» Directions
Go through the records and show each line where the word "title" occurs.

══ Supplied material

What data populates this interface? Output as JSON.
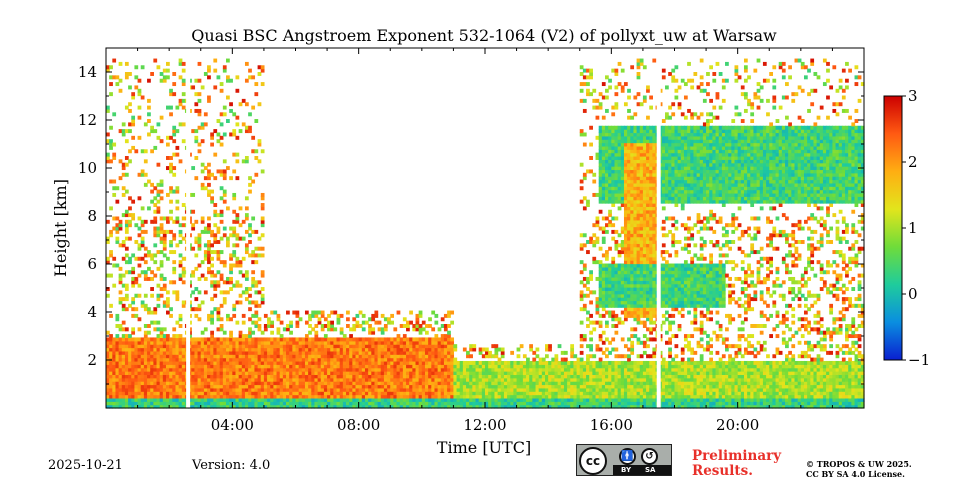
{
  "chart_data": {
    "type": "heatmap",
    "title": "Quasi BSC Angstroem Exponent 532-1064 (V2) of pollyxt_uw at Warsaw",
    "xlabel": "Time [UTC]",
    "ylabel": "Height [km]",
    "xlim_hours": [
      0,
      24
    ],
    "ylim_km": [
      0,
      15
    ],
    "xticks": [
      {
        "hour": 4,
        "label": "04:00"
      },
      {
        "hour": 8,
        "label": "08:00"
      },
      {
        "hour": 12,
        "label": "12:00"
      },
      {
        "hour": 16,
        "label": "16:00"
      },
      {
        "hour": 20,
        "label": "20:00"
      }
    ],
    "yticks": [
      {
        "value": 2,
        "label": "2"
      },
      {
        "value": 4,
        "label": "4"
      },
      {
        "value": 6,
        "label": "6"
      },
      {
        "value": 8,
        "label": "8"
      },
      {
        "value": 10,
        "label": "10"
      },
      {
        "value": 12,
        "label": "12"
      },
      {
        "value": 14,
        "label": "14"
      }
    ],
    "colorbar": {
      "range": [
        -1,
        3
      ],
      "ticks": [
        {
          "value": 3,
          "label": "3"
        },
        {
          "value": 2,
          "label": "2"
        },
        {
          "value": 1,
          "label": "1"
        },
        {
          "value": 0,
          "label": "0"
        },
        {
          "value": -1,
          "label": "−1"
        }
      ],
      "colormap": [
        "#0a1fd0",
        "#0a8ee0",
        "#1fcc9c",
        "#6fdc3a",
        "#e2e51c",
        "#ffae12",
        "#ff5a12",
        "#cc0000"
      ]
    },
    "missing_data_hours": [
      2.6,
      17.5
    ],
    "regions": [
      {
        "name": "near-surface layer",
        "t0": 0,
        "t1": 24,
        "h0": 0,
        "h1": 0.4,
        "value": 0.3
      },
      {
        "name": "boundary layer morning",
        "t0": 0,
        "t1": 11,
        "h0": 0.4,
        "h1": 3.0,
        "value": 2.2
      },
      {
        "name": "boundary layer afternoon",
        "t0": 11,
        "t1": 24,
        "h0": 0.4,
        "h1": 2.0,
        "value": 1.0
      },
      {
        "name": "cirrus layer",
        "t0": 15.6,
        "t1": 24,
        "h0": 8.5,
        "h1": 11.8,
        "value": 0.4
      },
      {
        "name": "convective column",
        "t0": 16.4,
        "t1": 17.5,
        "h0": 3.8,
        "h1": 11.0,
        "value": 1.8
      },
      {
        "name": "mid-level cloud",
        "t0": 15.6,
        "t1": 19.6,
        "h0": 4.2,
        "h1": 6.0,
        "value": 0.4
      }
    ]
  },
  "footer": {
    "date": "2025-10-21",
    "version": "Version: 4.0",
    "preliminary_line1": "Preliminary",
    "preliminary_line2": "Results.",
    "preliminary_color": "#e8302a",
    "copyright_line1": "© TROPOS & UW 2025.",
    "copyright_line2": "CC BY SA 4.0 License.",
    "license_badge": {
      "cc": "cc",
      "by": "BY",
      "sa": "SA"
    }
  }
}
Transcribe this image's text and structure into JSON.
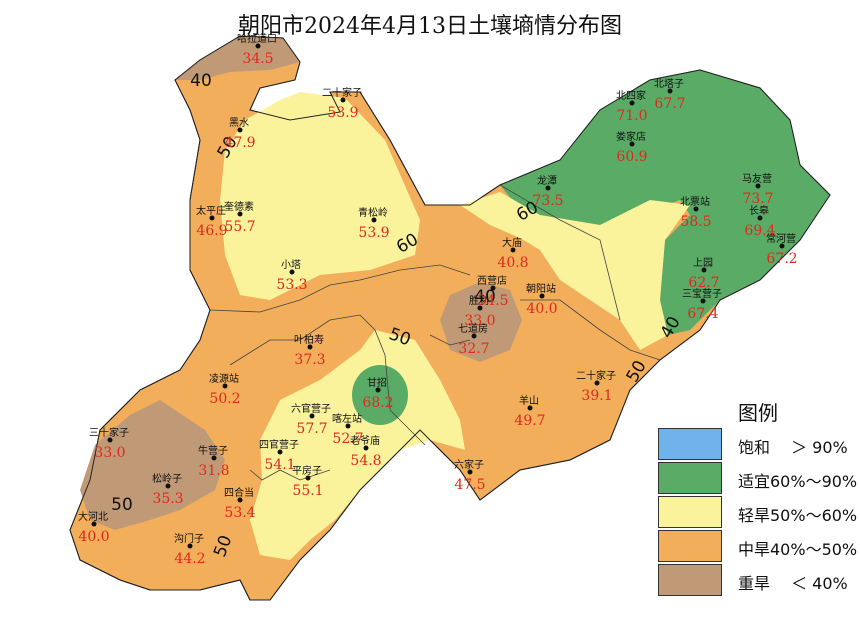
{
  "title": "朝阳市2024年4月13日土壤墒情分布图",
  "legend": {
    "title": "图例",
    "items": [
      {
        "label": "饱和　 ＞ 90%",
        "color": "#6fb2ec"
      },
      {
        "label": "适宜60%～90%",
        "color": "#5aab66"
      },
      {
        "label": "轻旱50%～60%",
        "color": "#fbf39c"
      },
      {
        "label": "中旱40%～50%",
        "color": "#f2ae5a"
      },
      {
        "label": "重旱 　＜ 40%",
        "color": "#c09a76"
      }
    ]
  },
  "isolines": [
    "40",
    "50",
    "60",
    "50",
    "50",
    "40",
    "60",
    "50",
    "50",
    "40",
    "50",
    "60"
  ],
  "stations": [
    {
      "name": "哈拉道口",
      "value": "34.5"
    },
    {
      "name": "二十家子",
      "value": "53.9"
    },
    {
      "name": "黑水",
      "value": "47.9"
    },
    {
      "name": "奎德素",
      "value": "55.7"
    },
    {
      "name": "太平庄",
      "value": "46.9"
    },
    {
      "name": "青松岭",
      "value": "53.9"
    },
    {
      "name": "小塔",
      "value": "53.3"
    },
    {
      "name": "叶柏寿",
      "value": "37.3"
    },
    {
      "name": "凌源站",
      "value": "50.2"
    },
    {
      "name": "六官营子",
      "value": "57.7"
    },
    {
      "name": "喀左站",
      "value": "52.7"
    },
    {
      "name": "四官营子",
      "value": "54.1"
    },
    {
      "name": "老爷庙",
      "value": "54.8"
    },
    {
      "name": "平房子",
      "value": "55.1"
    },
    {
      "name": "甘招",
      "value": "68.2"
    },
    {
      "name": "三十家子",
      "value": "33.0"
    },
    {
      "name": "牛营子",
      "value": "31.8"
    },
    {
      "name": "松岭子",
      "value": "35.3"
    },
    {
      "name": "四合当",
      "value": "53.4"
    },
    {
      "name": "大河北",
      "value": "40.0"
    },
    {
      "name": "沟门子",
      "value": "44.2"
    },
    {
      "name": "大庙",
      "value": "40.8"
    },
    {
      "name": "西营店",
      "value": "34.5"
    },
    {
      "name": "朝阳站",
      "value": "40.0"
    },
    {
      "name": "胜利",
      "value": "33.0"
    },
    {
      "name": "七道房",
      "value": "32.7"
    },
    {
      "name": "二十家子",
      "value": "39.1"
    },
    {
      "name": "羊山",
      "value": "49.7"
    },
    {
      "name": "六家子",
      "value": "47.5"
    },
    {
      "name": "北四家",
      "value": "71.0"
    },
    {
      "name": "北塔子",
      "value": "67.7"
    },
    {
      "name": "娄家店",
      "value": "60.9"
    },
    {
      "name": "龙潭",
      "value": "73.5"
    },
    {
      "name": "马友营",
      "value": "73.7"
    },
    {
      "name": "北票站",
      "value": "58.5"
    },
    {
      "name": "长皋",
      "value": "69.4"
    },
    {
      "name": "常河营",
      "value": "67.2"
    },
    {
      "name": "上园",
      "value": "62.7"
    },
    {
      "name": "三宝营子",
      "value": "67.4"
    }
  ]
}
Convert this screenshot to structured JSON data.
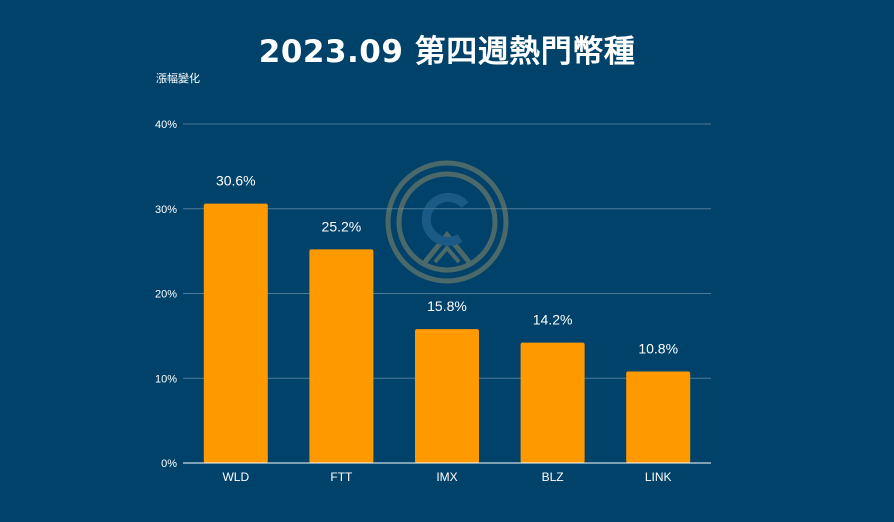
{
  "chart_data": {
    "type": "bar",
    "title": "2023.09 第四週熱門幣種",
    "ylabel": "漲幅變化",
    "xlabel": "",
    "categories": [
      "WLD",
      "FTT",
      "IMX",
      "BLZ",
      "LINK"
    ],
    "values": [
      30.6,
      25.2,
      15.8,
      14.2,
      10.8
    ],
    "value_labels": [
      "30.6%",
      "25.2%",
      "15.8%",
      "14.2%",
      "10.8%"
    ],
    "ylim": [
      0,
      40
    ],
    "yticks": [
      0,
      10,
      20,
      30,
      40
    ],
    "ytick_labels": [
      "0%",
      "10%",
      "20%",
      "30%",
      "40%"
    ],
    "grid": true,
    "legend": "none",
    "colors": {
      "background": "#01426a",
      "bar": "#ff9900",
      "grid": "#4d7b97",
      "text": "#ffffff",
      "watermark": "#8a8a6a"
    }
  }
}
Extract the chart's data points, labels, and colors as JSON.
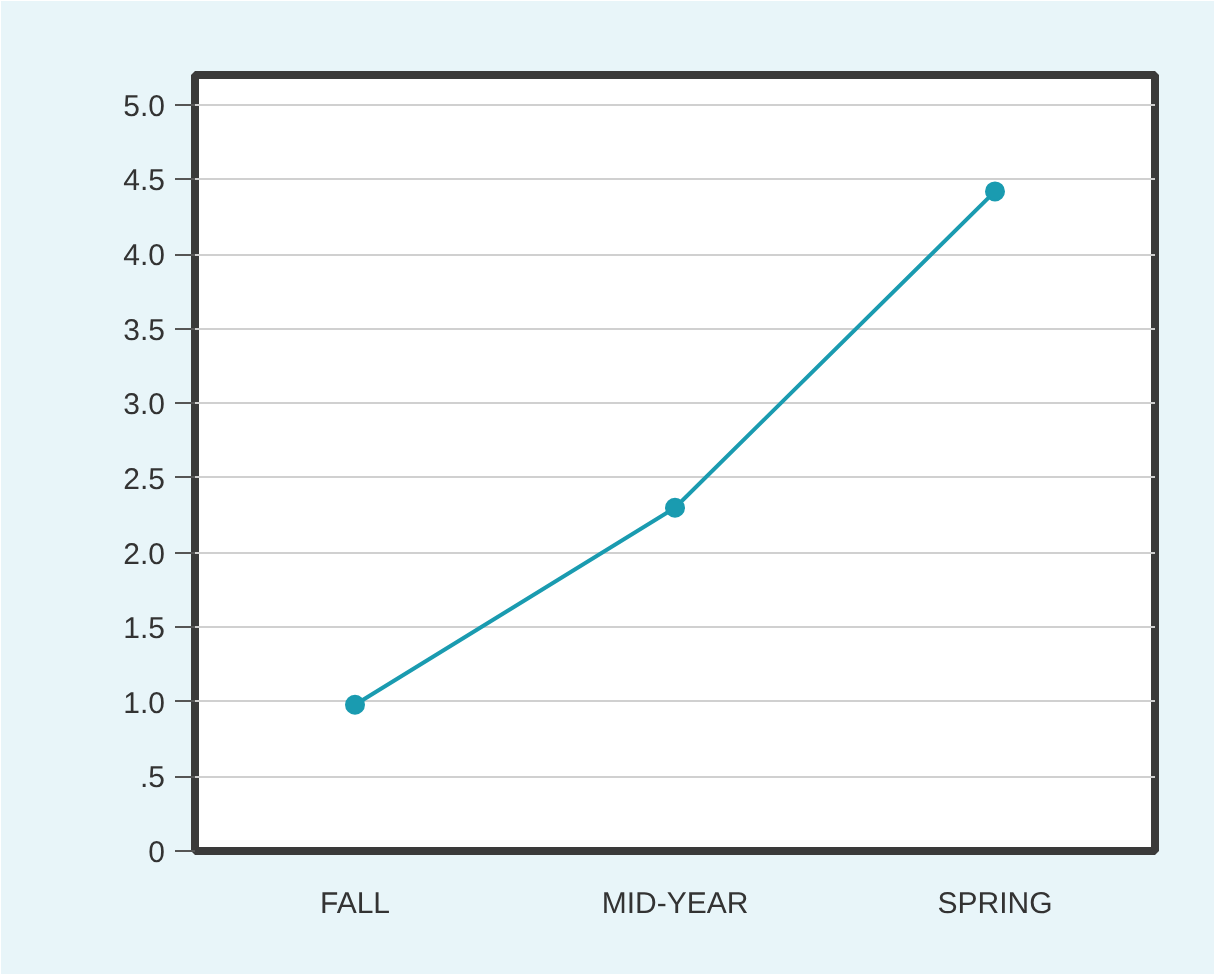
{
  "chart_data": {
    "type": "line",
    "categories": [
      "FALL",
      "MID-YEAR",
      "SPRING"
    ],
    "series": [
      {
        "color": "#1a9bb0",
        "values": [
          0.98,
          2.3,
          4.42
        ]
      }
    ],
    "ylim": [
      0,
      5.2
    ],
    "yticks": [
      0,
      {
        "value": 0.5,
        "label": ".5"
      },
      {
        "value": 1,
        "label": "1.0"
      },
      {
        "value": 1.5,
        "label": "1.5"
      },
      {
        "value": 2,
        "label": "2.0"
      },
      {
        "value": 2.5,
        "label": "2.5"
      },
      {
        "value": 3,
        "label": "3.0"
      },
      {
        "value": 3.5,
        "label": "3.5"
      },
      {
        "value": 4,
        "label": "4.0"
      },
      {
        "value": 4.5,
        "label": "4.5"
      },
      {
        "value": 5,
        "label": "5.0"
      }
    ],
    "grid": "y",
    "marker": "circle",
    "line_style": "solid"
  }
}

════

» Result for this task
    "title": "Quasi BSC Angstroem Exponent 532-1064 (V2) of pollyxt_uw at Warsaw",
  "title": "朝阳市2024年4月13日土壤墒情分布图",
    "title": "图例",
    "title": "2023.09 第四週熱門幣種",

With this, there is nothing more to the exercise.